[Task goal]: Images are not part of the copy; write out the rest of the data exactly as given.

BEGIN Task inputs

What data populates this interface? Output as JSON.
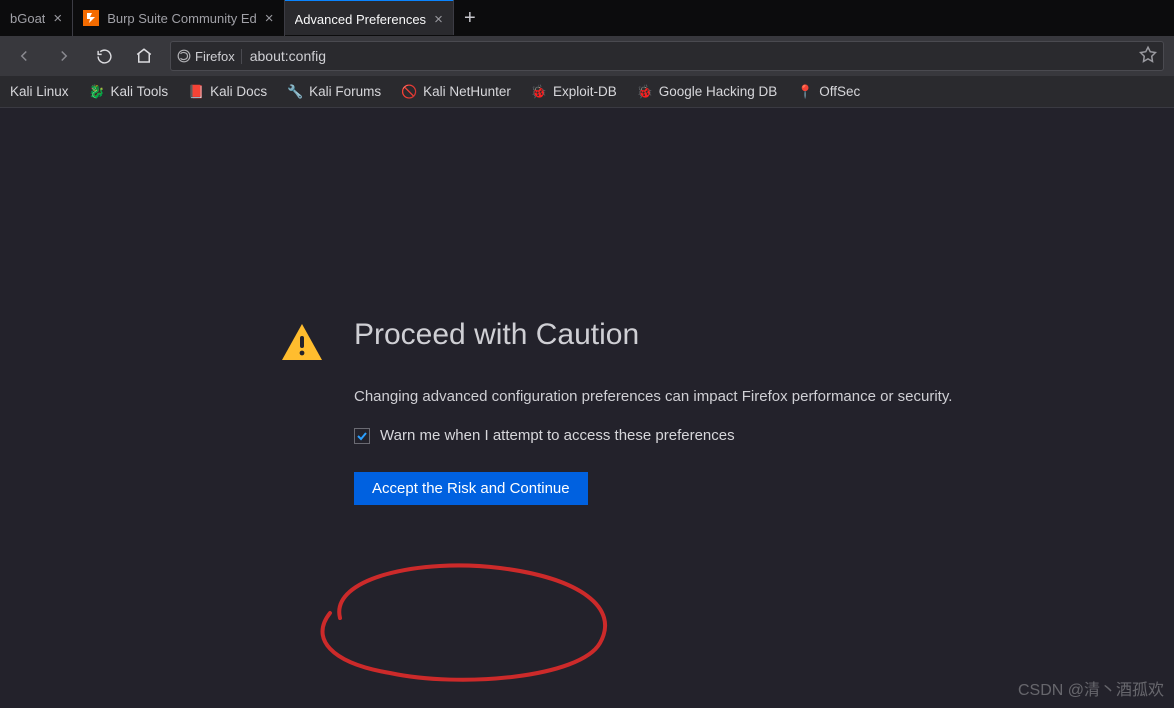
{
  "tabs": [
    {
      "label": "bGoat",
      "active": false,
      "favicon": ""
    },
    {
      "label": "Burp Suite Community Ed",
      "active": false,
      "favicon": "orange"
    },
    {
      "label": "Advanced Preferences",
      "active": true,
      "favicon": ""
    }
  ],
  "urlbar": {
    "identity": "Firefox",
    "url": "about:config"
  },
  "bookmarks": [
    {
      "label": "Kali Linux",
      "icon": ""
    },
    {
      "label": "Kali Tools",
      "icon": "🐉",
      "color": "#4aa3ff"
    },
    {
      "label": "Kali Docs",
      "icon": "📕",
      "color": "#e04050"
    },
    {
      "label": "Kali Forums",
      "icon": "🔧",
      "color": "#5aa0d0"
    },
    {
      "label": "Kali NetHunter",
      "icon": "🚫",
      "color": "#d04040"
    },
    {
      "label": "Exploit-DB",
      "icon": "🐞",
      "color": "#e08a3a"
    },
    {
      "label": "Google Hacking DB",
      "icon": "🐞",
      "color": "#e08a3a"
    },
    {
      "label": "OffSec",
      "icon": "📍",
      "color": "#c04040"
    }
  ],
  "page": {
    "heading": "Proceed with Caution",
    "description": "Changing advanced configuration preferences can impact Firefox performance or security.",
    "checkbox_label": "Warn me when I attempt to access these preferences",
    "checkbox_checked": true,
    "button_label": "Accept the Risk and Continue"
  },
  "watermark": "CSDN @清丶酒孤欢"
}
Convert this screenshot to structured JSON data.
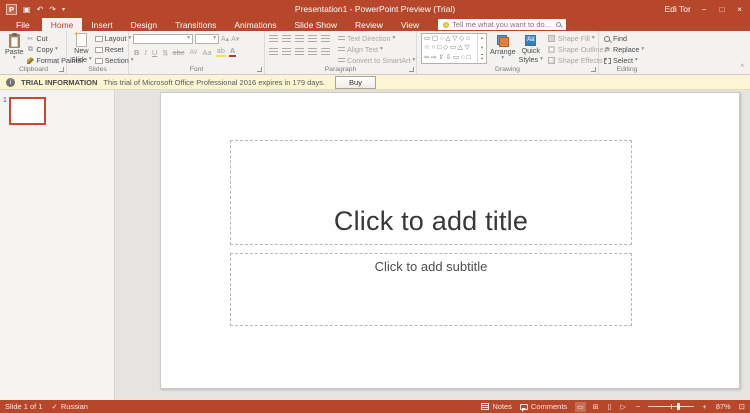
{
  "colors": {
    "accent": "#B7472A",
    "trial_bg": "#FBF5D3",
    "selected_thumb_border": "#C9492C"
  },
  "titlebar": {
    "app": "P",
    "title": "Presentation1 - PowerPoint Preview (Trial)",
    "user": "Edi Tor",
    "minimize": "−",
    "maximize": "□",
    "close": "×"
  },
  "icons": {
    "save": "▣",
    "undo": "↶",
    "redo": "↷",
    "caret": "▾",
    "caret_up": "▴",
    "cut": "✂",
    "copy": "⧉",
    "replace": "⇄",
    "spellcheck": "✓",
    "collapse": "^",
    "view_normal": "▭",
    "view_sorter": "⊞",
    "view_reading": "▯",
    "view_slideshow": "▷",
    "fit": "⊡"
  },
  "tabs": {
    "file": "File",
    "items": [
      "Home",
      "Insert",
      "Design",
      "Transitions",
      "Animations",
      "Slide Show",
      "Review",
      "View"
    ],
    "tell_me": "Tell me what you want to do..."
  },
  "ribbon": {
    "clipboard": {
      "label": "Clipboard",
      "paste": "Paste",
      "cut": "Cut",
      "copy": "Copy",
      "format_painter": "Format Painter"
    },
    "slides": {
      "label": "Slides",
      "new_line1": "New",
      "new_line2": "Slide",
      "layout": "Layout",
      "reset": "Reset",
      "section": "Section"
    },
    "font": {
      "label": "Font",
      "font_name": "",
      "font_size": "",
      "grow": "A▴",
      "shrink": "A▾",
      "bold": "B",
      "italic": "I",
      "underline": "U",
      "shadow": "S",
      "strike": "abc",
      "spacing": "AV",
      "case": "Aa",
      "highlight": "ab",
      "color": "A"
    },
    "paragraph": {
      "label": "Paragraph",
      "text_direction": "Text Direction",
      "align_text": "Align Text",
      "convert": "Convert to SmartArt"
    },
    "drawing": {
      "label": "Drawing",
      "shapes_rows": [
        "▭ ▢ ○ △ ▽ ◇ ⌂",
        "☆ ○ □ ◇ ▭ △ ▽",
        "⇦ ⇨ ⇧ ⇩ ▭ ○ □"
      ],
      "arrange": "Arrange",
      "quick1": "Quick",
      "quick2": "Styles",
      "shape_fill": "Shape Fill",
      "shape_outline": "Shape Outline",
      "shape_effects": "Shape Effects"
    },
    "editing": {
      "label": "Editing",
      "find": "Find",
      "replace": "Replace",
      "select": "Select"
    }
  },
  "trial": {
    "label": "TRIAL INFORMATION",
    "message": "This trial of Microsoft Office Professional 2016 expires in 179 days.",
    "buy": "Buy",
    "info": "i"
  },
  "slides_panel": {
    "number": "1"
  },
  "slide": {
    "title_placeholder": "Click to add title",
    "subtitle_placeholder": "Click to add subtitle"
  },
  "status": {
    "slide_info": "Slide 1 of 1",
    "language": "Russian",
    "notes": "Notes",
    "comments": "Comments",
    "zoom_out": "−",
    "zoom_in": "+",
    "zoom": "87%"
  }
}
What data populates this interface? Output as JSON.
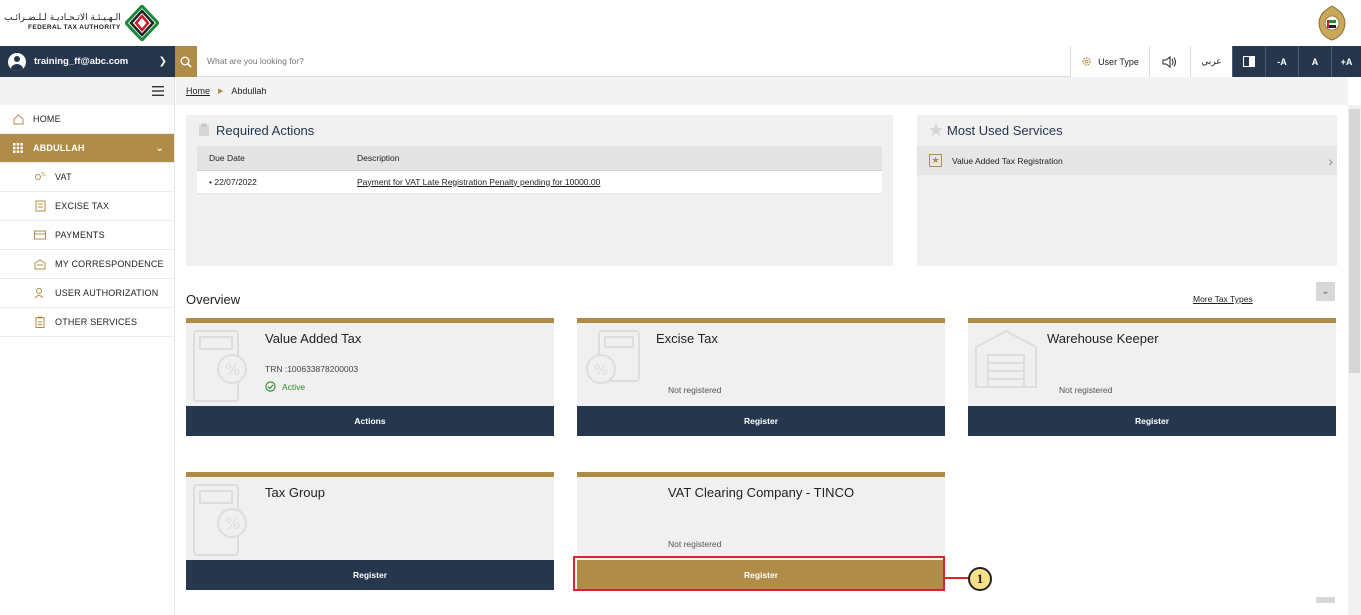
{
  "header": {
    "logo_arabic": "الـهـيـئـة الاتـحـاديـة لـلـضـرائـب",
    "logo_english": "FEDERAL TAX AUTHORITY"
  },
  "topbar": {
    "user_email": "training_ff@abc.com",
    "search_placeholder": "What are you looking for?",
    "user_type": "User Type",
    "arabic": "عربي",
    "font_decrease": "-A",
    "font_normal": "A",
    "font_increase": "+A"
  },
  "sidebar": {
    "items": [
      {
        "label": "HOME",
        "icon": "home-icon"
      },
      {
        "label": "ABDULLAH",
        "icon": "grid-icon"
      },
      {
        "label": "VAT",
        "icon": "vat-icon"
      },
      {
        "label": "EXCISE TAX",
        "icon": "excise-icon"
      },
      {
        "label": "PAYMENTS",
        "icon": "payments-icon"
      },
      {
        "label": "MY CORRESPONDENCE",
        "icon": "correspondence-icon"
      },
      {
        "label": "USER AUTHORIZATION",
        "icon": "user-authorization-icon"
      },
      {
        "label": "OTHER SERVICES",
        "icon": "clipboard-icon"
      }
    ]
  },
  "breadcrumb": {
    "home": "Home",
    "current": "Abdullah"
  },
  "required_actions": {
    "title": "Required Actions",
    "columns": [
      "Due Date",
      "Description"
    ],
    "rows": [
      {
        "due_date": "• 22/07/2022",
        "description": "Payment for VAT Late Registration Penalty pending for 10000.00"
      }
    ]
  },
  "most_used": {
    "title": "Most Used Services",
    "items": [
      "Value Added Tax Registration"
    ]
  },
  "overview": {
    "title": "Overview",
    "more_link": "More Tax Types",
    "cards": [
      {
        "title": "Value Added Tax",
        "trn": "TRN :100633878200003",
        "status": "Active",
        "button": "Actions"
      },
      {
        "title": "Excise Tax",
        "status": "Not registered",
        "button": "Register"
      },
      {
        "title": "Warehouse Keeper",
        "status": "Not registered",
        "button": "Register"
      },
      {
        "title": "Tax Group",
        "button": "Register"
      },
      {
        "title": "VAT Clearing Company - TINCO",
        "status": "Not registered",
        "button": "Register"
      }
    ]
  },
  "annotation": {
    "callout_number": "1",
    "highlight_color": "#e0202a"
  },
  "colors": {
    "navy": "#25364d",
    "gold": "#b08c49",
    "panel": "#f0f0f0"
  }
}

END Task inputs

[Response]:
What data populates this interface? Output as JSON.
{
  "tabs": [
    {
      "label": "bGoat",
      "active": false,
      "favicon": ""
    },
    {
      "label": "Burp Suite Community Ed",
      "active": false,
      "favicon": "orange"
    },
    {
      "label": "Advanced Preferences",
      "active": true,
      "favicon": ""
    }
  ],
  "urlbar": {
    "identity": "Firefox",
    "url": "about:config"
  },
  "bookmarks": [
    {
      "label": "Kali Linux",
      "icon": ""
    },
    {
      "label": "Kali Tools",
      "icon": "🐉",
      "color": "#4aa3ff"
    },
    {
      "label": "Kali Docs",
      "icon": "📕",
      "color": "#e04050"
    },
    {
      "label": "Kali Forums",
      "icon": "🔧",
      "color": "#5aa0d0"
    },
    {
      "label": "Kali NetHunter",
      "icon": "🚫",
      "color": "#d04040"
    },
    {
      "label": "Exploit-DB",
      "icon": "🐞",
      "color": "#e08a3a"
    },
    {
      "label": "Google Hacking DB",
      "icon": "🐞",
      "color": "#e08a3a"
    },
    {
      "label": "OffSec",
      "icon": "📍",
      "color": "#c04040"
    }
  ],
  "page": {
    "heading": "Proceed with Caution",
    "description": "Changing advanced configuration preferences can impact Firefox performance or security.",
    "checkbox_label": "Warn me when I attempt to access these preferences",
    "checkbox_checked": true,
    "button_label": "Accept the Risk and Continue"
  },
  "watermark": "CSDN @清丶酒孤欢"
}
Convert this screenshot to structured JSON data.
{
  "colors": {
    "accent": "#B7472A",
    "trial_bg": "#FBF5D3",
    "selected_thumb_border": "#C9492C"
  },
  "titlebar": {
    "app": "P",
    "title": "Presentation1 - PowerPoint Preview (Trial)",
    "user": "Edi Tor",
    "minimize": "−",
    "maximize": "□",
    "close": "×"
  },
  "icons": {
    "save": "▣",
    "undo": "↶",
    "redo": "↷",
    "caret": "▾",
    "caret_up": "▴",
    "cut": "✂",
    "copy": "⧉",
    "replace": "⇄",
    "spellcheck": "✓",
    "collapse": "^",
    "view_normal": "▭",
    "view_sorter": "⊞",
    "view_reading": "▯",
    "view_slideshow": "▷",
    "fit": "⊡"
  },
  "tabs": {
    "file": "File",
    "items": [
      "Home",
      "Insert",
      "Design",
      "Transitions",
      "Animations",
      "Slide Show",
      "Review",
      "View"
    ],
    "tell_me": "Tell me what you want to do..."
  },
  "ribbon": {
    "clipboard": {
      "label": "Clipboard",
      "paste": "Paste",
      "cut": "Cut",
      "copy": "Copy",
      "format_painter": "Format Painter"
    },
    "slides": {
      "label": "Slides",
      "new_line1": "New",
      "new_line2": "Slide",
      "layout": "Layout",
      "reset": "Reset",
      "section": "Section"
    },
    "font": {
      "label": "Font",
      "font_name": "",
      "font_size": "",
      "grow": "A▴",
      "shrink": "A▾",
      "bold": "B",
      "italic": "I",
      "underline": "U",
      "shadow": "S",
      "strike": "abc",
      "spacing": "AV",
      "case": "Aa",
      "highlight": "ab",
      "color": "A"
    },
    "paragraph": {
      "label": "Paragraph",
      "text_direction": "Text Direction",
      "align_text": "Align Text",
      "convert": "Convert to SmartArt"
    },
    "drawing": {
      "label": "Drawing",
      "shapes_rows": [
        "▭ ▢ ○ △ ▽ ◇ ⌂",
        "☆ ○ □ ◇ ▭ △ ▽",
        "⇦ ⇨ ⇧ ⇩ ▭ ○ □"
      ],
      "arrange": "Arrange",
      "quick1": "Quick",
      "quick2": "Styles",
      "shape_fill": "Shape Fill",
      "shape_outline": "Shape Outline",
      "shape_effects": "Shape Effects"
    },
    "editing": {
      "label": "Editing",
      "find": "Find",
      "replace": "Replace",
      "select": "Select"
    }
  },
  "trial": {
    "label": "TRIAL INFORMATION",
    "message": "This trial of Microsoft Office Professional 2016 expires in 179 days.",
    "buy": "Buy",
    "info": "i"
  },
  "slides_panel": {
    "number": "1"
  },
  "slide": {
    "title_placeholder": "Click to add title",
    "subtitle_placeholder": "Click to add subtitle"
  },
  "status": {
    "slide_info": "Slide 1 of 1",
    "language": "Russian",
    "notes": "Notes",
    "comments": "Comments",
    "zoom_out": "−",
    "zoom_in": "+",
    "zoom": "87%"
  }
}
What data populates this interface? Output as JSON.
{
  "header": {
    "logo_arabic": "الـهـيـئـة الاتـحـاديـة لـلـضـرائـب",
    "logo_english": "FEDERAL TAX AUTHORITY"
  },
  "topbar": {
    "user_email": "training_ff@abc.com",
    "search_placeholder": "What are you looking for?",
    "user_type": "User Type",
    "arabic": "عربي",
    "font_decrease": "-A",
    "font_normal": "A",
    "font_increase": "+A"
  },
  "sidebar": {
    "items": [
      {
        "label": "HOME",
        "icon": "home-icon"
      },
      {
        "label": "ABDULLAH",
        "icon": "grid-icon"
      },
      {
        "label": "VAT",
        "icon": "vat-icon"
      },
      {
        "label": "EXCISE TAX",
        "icon": "excise-icon"
      },
      {
        "label": "PAYMENTS",
        "icon": "payments-icon"
      },
      {
        "label": "MY CORRESPONDENCE",
        "icon": "correspondence-icon"
      },
      {
        "label": "USER AUTHORIZATION",
        "icon": "user-authorization-icon"
      },
      {
        "label": "OTHER SERVICES",
        "icon": "clipboard-icon"
      }
    ]
  },
  "breadcrumb": {
    "home": "Home",
    "current": "Abdullah"
  },
  "required_actions": {
    "title": "Required Actions",
    "columns": [
      "Due Date",
      "Description"
    ],
    "rows": [
      {
        "due_date": "• 22/07/2022",
        "description": "Payment for VAT Late Registration Penalty pending for 10000.00"
      }
    ]
  },
  "most_used": {
    "title": "Most Used Services",
    "items": [
      "Value Added Tax Registration"
    ]
  },
  "overview": {
    "title": "Overview",
    "more_link": "More Tax Types",
    "cards": [
      {
        "title": "Value Added Tax",
        "trn": "TRN :100633878200003",
        "status": "Active",
        "button": "Actions"
      },
      {
        "title": "Excise Tax",
        "status": "Not registered",
        "button": "Register"
      },
      {
        "title": "Warehouse Keeper",
        "status": "Not registered",
        "button": "Register"
      },
      {
        "title": "Tax Group",
        "button": "Register"
      },
      {
        "title": "VAT Clearing Company - TINCO",
        "status": "Not registered",
        "button": "Register"
      }
    ]
  },
  "annotation": {
    "callout_number": "1",
    "highlight_color": "#e0202a"
  },
  "colors": {
    "navy": "#25364d",
    "gold": "#b08c49",
    "panel": "#f0f0f0"
  }
}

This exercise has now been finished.